Problem requirements
Find all the lines with "украинского" and gather them.

The input
__________

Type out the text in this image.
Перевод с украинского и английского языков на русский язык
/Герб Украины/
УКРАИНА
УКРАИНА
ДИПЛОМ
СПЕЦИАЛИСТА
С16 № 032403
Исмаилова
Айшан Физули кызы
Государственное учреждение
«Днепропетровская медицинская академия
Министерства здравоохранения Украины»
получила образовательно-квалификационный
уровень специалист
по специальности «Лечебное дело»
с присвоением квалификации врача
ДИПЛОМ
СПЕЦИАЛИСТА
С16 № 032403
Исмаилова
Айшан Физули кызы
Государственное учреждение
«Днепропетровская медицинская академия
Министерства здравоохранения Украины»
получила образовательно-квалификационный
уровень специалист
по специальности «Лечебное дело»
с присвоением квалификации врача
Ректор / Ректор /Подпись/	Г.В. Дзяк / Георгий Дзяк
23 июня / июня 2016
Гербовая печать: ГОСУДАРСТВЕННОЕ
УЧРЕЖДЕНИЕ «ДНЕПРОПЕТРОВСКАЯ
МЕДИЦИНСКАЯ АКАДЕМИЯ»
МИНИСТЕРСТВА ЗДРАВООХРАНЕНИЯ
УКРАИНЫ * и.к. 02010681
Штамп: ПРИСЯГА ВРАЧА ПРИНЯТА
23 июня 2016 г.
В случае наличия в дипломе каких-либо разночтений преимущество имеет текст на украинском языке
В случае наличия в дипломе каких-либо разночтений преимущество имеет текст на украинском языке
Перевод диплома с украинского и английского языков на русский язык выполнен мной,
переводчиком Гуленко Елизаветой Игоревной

__________

Complete response
Перевод с украинского и английского языков на русский язык
Перевод диплома с украинского и английского языков на русский язык выполнен мной,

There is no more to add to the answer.